[The task]: Copy out the records precisely, omitting pictures.

____________________

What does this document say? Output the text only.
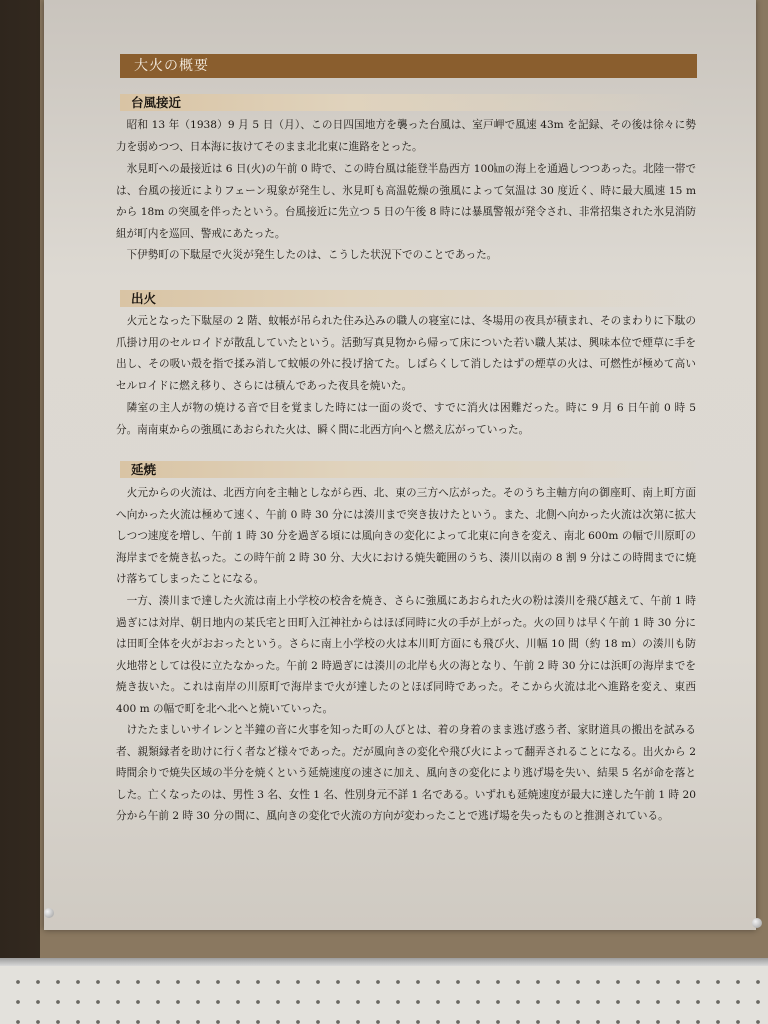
大火の概要
台風接近

昭和 13 年（1938）9 月 5 日（月）、この日四国地方を襲った台風は、室戸岬で風速 43m を記録、その後は徐々に勢力を弱めつつ、日本海に抜けてそのまま北北東に進路をとった。

氷見町への最接近は 6 日(火)の午前 0 時で、この時台風は能登半島西方 100㎞の海上を通過しつつあった。北陸一帯では、台風の接近によりフェーン現象が発生し、氷見町も高温乾燥の強風によって気温は 30 度近く、時に最大風速 15 m から 18m の突風を伴ったという。台風接近に先立つ 5 日の午後 8 時には暴風警報が発令され、非常招集された氷見消防組が町内を巡回、警戒にあたった。

下伊勢町の下駄屋で火災が発生したのは、こうした状況下でのことであった。

出火

火元となった下駄屋の 2 階、蚊帳が吊られた住み込みの職人の寝室には、冬場用の夜具が積まれ、そのまわりに下駄の爪掛け用のセルロイドが散乱していたという。活動写真見物から帰って床についた若い職人某は、興味本位で煙草に手を出し、その吸い殻を指で揉み消して蚊帳の外に投げ捨てた。しばらくして消したはずの煙草の火は、可燃性が極めて高いセルロイドに燃え移り、さらには積んであった夜具を焼いた。

隣室の主人が物の焼ける音で目を覚ました時には一面の炎で、すでに消火は困難だった。時に 9 月 6 日午前 0 時 5 分。南南東からの強風にあおられた火は、瞬く間に北西方向へと燃え広がっていった。

延焼

火元からの火流は、北西方向を主軸としながら西、北、東の三方へ広がった。そのうち主軸方向の御座町、南上町方面へ向かった火流は極めて速く、午前 0 時 30 分には湊川まで突き抜けたという。また、北側へ向かった火流は次第に拡大しつつ速度を増し、午前 1 時 30 分を過ぎる頃には風向きの変化によって北東に向きを変え、南北 600m の幅で川原町の海岸までを焼き払った。この時午前 2 時 30 分、大火における焼失範囲のうち、湊川以南の 8 割 9 分はこの時間までに焼け落ちてしまったことになる。

一方、湊川まで達した火流は南上小学校の校舎を焼き、さらに強風にあおられた火の粉は湊川を飛び越えて、午前 1 時過ぎには対岸、朝日地内の某氏宅と田町入江神社からはほぼ同時に火の手が上がった。火の回りは早く午前 1 時 30 分には田町全体を火がおおったという。さらに南上小学校の火は本川町方面にも飛び火、川幅 10 間（約 18 m）の湊川も防火地帯としては役に立たなかった。午前 2 時過ぎには湊川の北岸も火の海となり、午前 2 時 30 分には浜町の海岸までを焼き抜いた。これは南岸の川原町で海岸まで火が達したのとほぼ同時であった。そこから火流は北へ進路を変え、東西 400 m の幅で町を北へ北へと焼いていった。

けたたましいサイレンと半鐘の音に火事を知った町の人びとは、着の身着のまま逃げ惑う者、家財道具の搬出を試みる者、親類縁者を助けに行く者など様々であった。だが風向きの変化や飛び火によって翻弄されることになる。出火から 2 時間余りで焼失区域の半分を焼くという延焼速度の速さに加え、風向きの変化により逃げ場を失い、結果 5 名が命を落とした。亡くなったのは、男性 3 名、女性 1 名、性別身元不詳 1 名である。いずれも延焼速度が最大に達した午前 1 時 20 分から午前 2 時 30 分の間に、風向きの変化で火流の方向が変わったことで逃げ場を失ったものと推測されている。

____________________

[Answer to this problem]:
What does this document say? Output the text only.
大火の概要
台風接近

昭和 13 年（1938）9 月 5 日（月）、この日四国地方を襲った台風は、室戸岬で風速 43m を記録、その後は徐々に勢力を弱めつつ、日本海に抜けてそのまま北北東に進路をとった。

氷見町への最接近は 6 日(火)の午前 0 時で、この時台風は能登半島西方 100㎞の海上を通過しつつあった。北陸一帯では、台風の接近によりフェーン現象が発生し、氷見町も高温乾燥の強風によって気温は 30 度近く、時に最大風速 15 m から 18m の突風を伴ったという。台風接近に先立つ 5 日の午後 8 時には暴風警報が発令され、非常招集された氷見消防組が町内を巡回、警戒にあたった。

下伊勢町の下駄屋で火災が発生したのは、こうした状況下でのことであった。

出火

火元となった下駄屋の 2 階、蚊帳が吊られた住み込みの職人の寝室には、冬場用の夜具が積まれ、そのまわりに下駄の爪掛け用のセルロイドが散乱していたという。活動写真見物から帰って床についた若い職人某は、興味本位で煙草に手を出し、その吸い殻を指で揉み消して蚊帳の外に投げ捨てた。しばらくして消したはずの煙草の火は、可燃性が極めて高いセルロイドに燃え移り、さらには積んであった夜具を焼いた。

隣室の主人が物の焼ける音で目を覚ました時には一面の炎で、すでに消火は困難だった。時に 9 月 6 日午前 0 時 5 分。南南東からの強風にあおられた火は、瞬く間に北西方向へと燃え広がっていった。

延焼

火元からの火流は、北西方向を主軸としながら西、北、東の三方へ広がった。そのうち主軸方向の御座町、南上町方面へ向かった火流は極めて速く、午前 0 時 30 分には湊川まで突き抜けたという。また、北側へ向かった火流は次第に拡大しつつ速度を増し、午前 1 時 30 分を過ぎる頃には風向きの変化によって北東に向きを変え、南北 600m の幅で川原町の海岸までを焼き払った。この時午前 2 時 30 分、大火における焼失範囲のうち、湊川以南の 8 割 9 分はこの時間までに焼け落ちてしまったことになる。

一方、湊川まで達した火流は南上小学校の校舎を焼き、さらに強風にあおられた火の粉は湊川を飛び越えて、午前 1 時過ぎには対岸、朝日地内の某氏宅と田町入江神社からはほぼ同時に火の手が上がった。火の回りは早く午前 1 時 30 分には田町全体を火がおおったという。さらに南上小学校の火は本川町方面にも飛び火、川幅 10 間（約 18 m）の湊川も防火地帯としては役に立たなかった。午前 2 時過ぎには湊川の北岸も火の海となり、午前 2 時 30 分には浜町の海岸までを焼き抜いた。これは南岸の川原町で海岸まで火が達したのとほぼ同時であった。そこから火流は北へ進路を変え、東西 400 m の幅で町を北へ北へと焼いていった。

けたたましいサイレンと半鐘の音に火事を知った町の人びとは、着の身着のまま逃げ惑う者、家財道具の搬出を試みる者、親類縁者を助けに行く者など様々であった。だが風向きの変化や飛び火によって翻弄されることになる。出火から 2 時間余りで焼失区域の半分を焼くという延焼速度の速さに加え、風向きの変化により逃げ場を失い、結果 5 名が命を落とした。亡くなったのは、男性 3 名、女性 1 名、性別身元不詳 1 名である。いずれも延焼速度が最大に達した午前 1 時 20 分から午前 2 時 30 分の間に、風向きの変化で火流の方向が変わったことで逃げ場を失ったものと推測されている。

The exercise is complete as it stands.